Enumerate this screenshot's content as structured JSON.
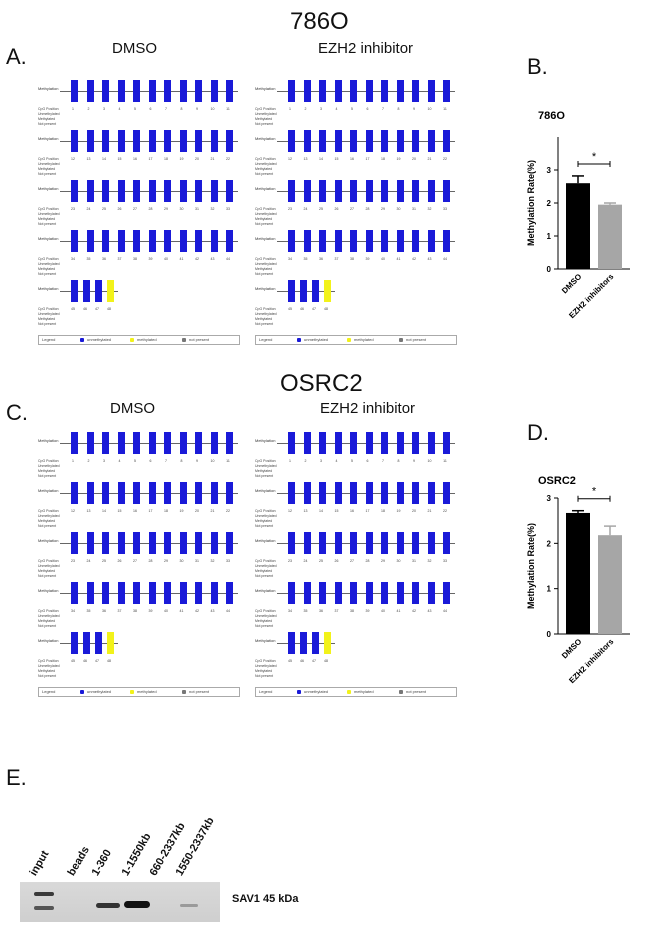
{
  "section_a": {
    "title": "786O",
    "letter": "A.",
    "left_title": "DMSO",
    "right_title": "EZH2 inhibitor"
  },
  "section_c": {
    "title": "OSRC2",
    "letter": "C.",
    "left_title": "DMSO",
    "right_title": "EZH2 inhibitor"
  },
  "panel_b_letter": "B.",
  "panel_d_letter": "D.",
  "panel_e_letter": "E.",
  "lollipop": {
    "methylation_label": "Methylation",
    "row_labels": [
      "CpG Position",
      "Unmethylated",
      "Methylated",
      "Not present"
    ],
    "legend": [
      "Legend",
      "unmethylated",
      "methylated",
      "not present"
    ],
    "rows": [
      [
        "1",
        "2",
        "3",
        "4",
        "5",
        "6",
        "7",
        "8",
        "9",
        "10",
        "11"
      ],
      [
        "12",
        "13",
        "14",
        "15",
        "16",
        "17",
        "18",
        "19",
        "20",
        "21",
        "22"
      ],
      [
        "23",
        "24",
        "25",
        "26",
        "27",
        "28",
        "29",
        "30",
        "31",
        "32",
        "33"
      ],
      [
        "34",
        "35",
        "36",
        "37",
        "38",
        "39",
        "40",
        "41",
        "42",
        "43",
        "44"
      ],
      [
        "45",
        "46",
        "47",
        "48"
      ]
    ]
  },
  "chart_data": [
    {
      "type": "bar",
      "title": "786O",
      "categories": [
        "DMSO",
        "EZH2 inhibitors"
      ],
      "values": [
        2.6,
        1.95
      ],
      "errors": [
        0.22,
        0.05
      ],
      "colors": [
        "#000000",
        "#a6a6a6"
      ],
      "ylabel": "Methylation Rate(%)",
      "ylim": [
        0,
        4
      ],
      "yticks": [
        "0",
        "1",
        "2",
        "3"
      ],
      "significance": "*"
    },
    {
      "type": "bar",
      "title": "OSRC2",
      "categories": [
        "DMSO",
        "EZH2 inhibitors"
      ],
      "values": [
        2.67,
        2.18
      ],
      "errors": [
        0.05,
        0.2
      ],
      "colors": [
        "#000000",
        "#a6a6a6"
      ],
      "ylabel": "Methylation Rate(%)",
      "ylim": [
        0,
        3
      ],
      "yticks": [
        "0",
        "1",
        "2",
        "3"
      ],
      "significance": "*"
    }
  ],
  "western_blot": {
    "lanes": [
      "input",
      "beads",
      "1-360",
      "1-1550kb",
      "660-2337kb",
      "1550-2337kb"
    ],
    "band_label": "SAV1 45 kDa"
  }
}
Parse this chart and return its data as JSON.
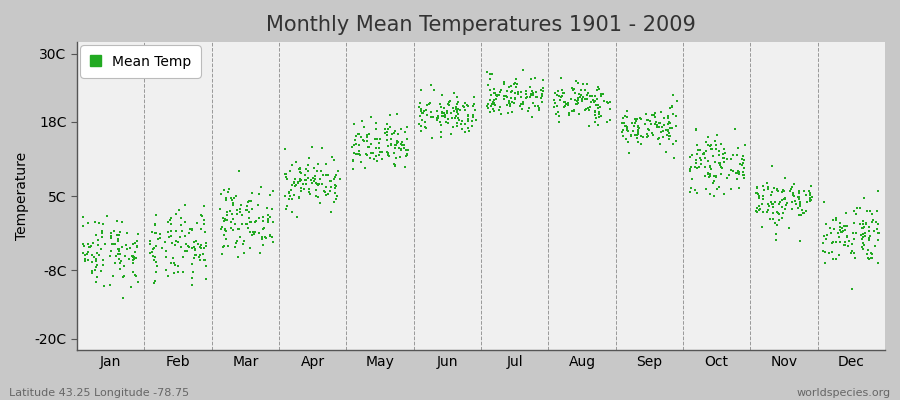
{
  "title": "Monthly Mean Temperatures 1901 - 2009",
  "ylabel": "Temperature",
  "xlabel_labels": [
    "Jan",
    "Feb",
    "Mar",
    "Apr",
    "May",
    "Jun",
    "Jul",
    "Aug",
    "Sep",
    "Oct",
    "Nov",
    "Dec"
  ],
  "ytick_labels": [
    "-20C",
    "-8C",
    "5C",
    "18C",
    "30C"
  ],
  "ytick_values": [
    -20,
    -8,
    5,
    18,
    30
  ],
  "ylim": [
    -22,
    32
  ],
  "legend_label": "Mean Temp",
  "dot_color": "#22aa22",
  "dot_size": 3,
  "plot_bg_color": "#f0f0f0",
  "fig_bg_color": "#c8c8c8",
  "dashed_line_color": "#999999",
  "spine_color": "#555555",
  "footer_left": "Latitude 43.25 Longitude -78.75",
  "footer_right": "worldspecies.org",
  "title_fontsize": 15,
  "axis_fontsize": 10,
  "footer_fontsize": 8,
  "monthly_means": [
    -4.5,
    -4.2,
    0.8,
    7.5,
    13.5,
    19.2,
    22.5,
    21.5,
    17.0,
    10.5,
    4.0,
    -1.5
  ],
  "monthly_stds": [
    3.2,
    3.2,
    2.8,
    2.3,
    2.3,
    1.8,
    1.8,
    1.8,
    1.8,
    2.3,
    2.3,
    2.8
  ],
  "n_years": 109,
  "seed": 42
}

▶ **WRITTEN INSTRUCTION**
Pictures don't belong in the copy. Transcribe every record exactly as it appears.

▶ **RESPONSE BELOW**
Enumerate this screenshot's content as structured JSON.
{
  "section_a": {
    "title": "786O",
    "letter": "A.",
    "left_title": "DMSO",
    "right_title": "EZH2 inhibitor"
  },
  "section_c": {
    "title": "OSRC2",
    "letter": "C.",
    "left_title": "DMSO",
    "right_title": "EZH2 inhibitor"
  },
  "panel_b_letter": "B.",
  "panel_d_letter": "D.",
  "panel_e_letter": "E.",
  "lollipop": {
    "methylation_label": "Methylation",
    "row_labels": [
      "CpG Position",
      "Unmethylated",
      "Methylated",
      "Not present"
    ],
    "legend": [
      "Legend",
      "unmethylated",
      "methylated",
      "not present"
    ],
    "rows": [
      [
        "1",
        "2",
        "3",
        "4",
        "5",
        "6",
        "7",
        "8",
        "9",
        "10",
        "11"
      ],
      [
        "12",
        "13",
        "14",
        "15",
        "16",
        "17",
        "18",
        "19",
        "20",
        "21",
        "22"
      ],
      [
        "23",
        "24",
        "25",
        "26",
        "27",
        "28",
        "29",
        "30",
        "31",
        "32",
        "33"
      ],
      [
        "34",
        "35",
        "36",
        "37",
        "38",
        "39",
        "40",
        "41",
        "42",
        "43",
        "44"
      ],
      [
        "45",
        "46",
        "47",
        "48"
      ]
    ]
  },
  "chart_data": [
    {
      "type": "bar",
      "title": "786O",
      "categories": [
        "DMSO",
        "EZH2 inhibitors"
      ],
      "values": [
        2.6,
        1.95
      ],
      "errors": [
        0.22,
        0.05
      ],
      "colors": [
        "#000000",
        "#a6a6a6"
      ],
      "ylabel": "Methylation Rate(%)",
      "ylim": [
        0,
        4
      ],
      "yticks": [
        "0",
        "1",
        "2",
        "3"
      ],
      "significance": "*"
    },
    {
      "type": "bar",
      "title": "OSRC2",
      "categories": [
        "DMSO",
        "EZH2 inhibitors"
      ],
      "values": [
        2.67,
        2.18
      ],
      "errors": [
        0.05,
        0.2
      ],
      "colors": [
        "#000000",
        "#a6a6a6"
      ],
      "ylabel": "Methylation Rate(%)",
      "ylim": [
        0,
        3
      ],
      "yticks": [
        "0",
        "1",
        "2",
        "3"
      ],
      "significance": "*"
    }
  ],
  "western_blot": {
    "lanes": [
      "input",
      "beads",
      "1-360",
      "1-1550kb",
      "660-2337kb",
      "1550-2337kb"
    ],
    "band_label": "SAV1 45 kDa"
  }
}
Parse this chart and return its data as JSON.
{
  "title": "Monthly Mean Temperatures 1901 - 2009",
  "ylabel": "Temperature",
  "xlabel_labels": [
    "Jan",
    "Feb",
    "Mar",
    "Apr",
    "May",
    "Jun",
    "Jul",
    "Aug",
    "Sep",
    "Oct",
    "Nov",
    "Dec"
  ],
  "ytick_labels": [
    "-20C",
    "-8C",
    "5C",
    "18C",
    "30C"
  ],
  "ytick_values": [
    -20,
    -8,
    5,
    18,
    30
  ],
  "ylim": [
    -22,
    32
  ],
  "legend_label": "Mean Temp",
  "dot_color": "#22aa22",
  "dot_size": 3,
  "plot_bg_color": "#f0f0f0",
  "fig_bg_color": "#c8c8c8",
  "dashed_line_color": "#999999",
  "spine_color": "#555555",
  "footer_left": "Latitude 43.25 Longitude -78.75",
  "footer_right": "worldspecies.org",
  "title_fontsize": 15,
  "axis_fontsize": 10,
  "footer_fontsize": 8,
  "monthly_means": [
    -4.5,
    -4.2,
    0.8,
    7.5,
    13.5,
    19.2,
    22.5,
    21.5,
    17.0,
    10.5,
    4.0,
    -1.5
  ],
  "monthly_stds": [
    3.2,
    3.2,
    2.8,
    2.3,
    2.3,
    1.8,
    1.8,
    1.8,
    1.8,
    2.3,
    2.3,
    2.8
  ],
  "n_years": 109,
  "seed": 42
}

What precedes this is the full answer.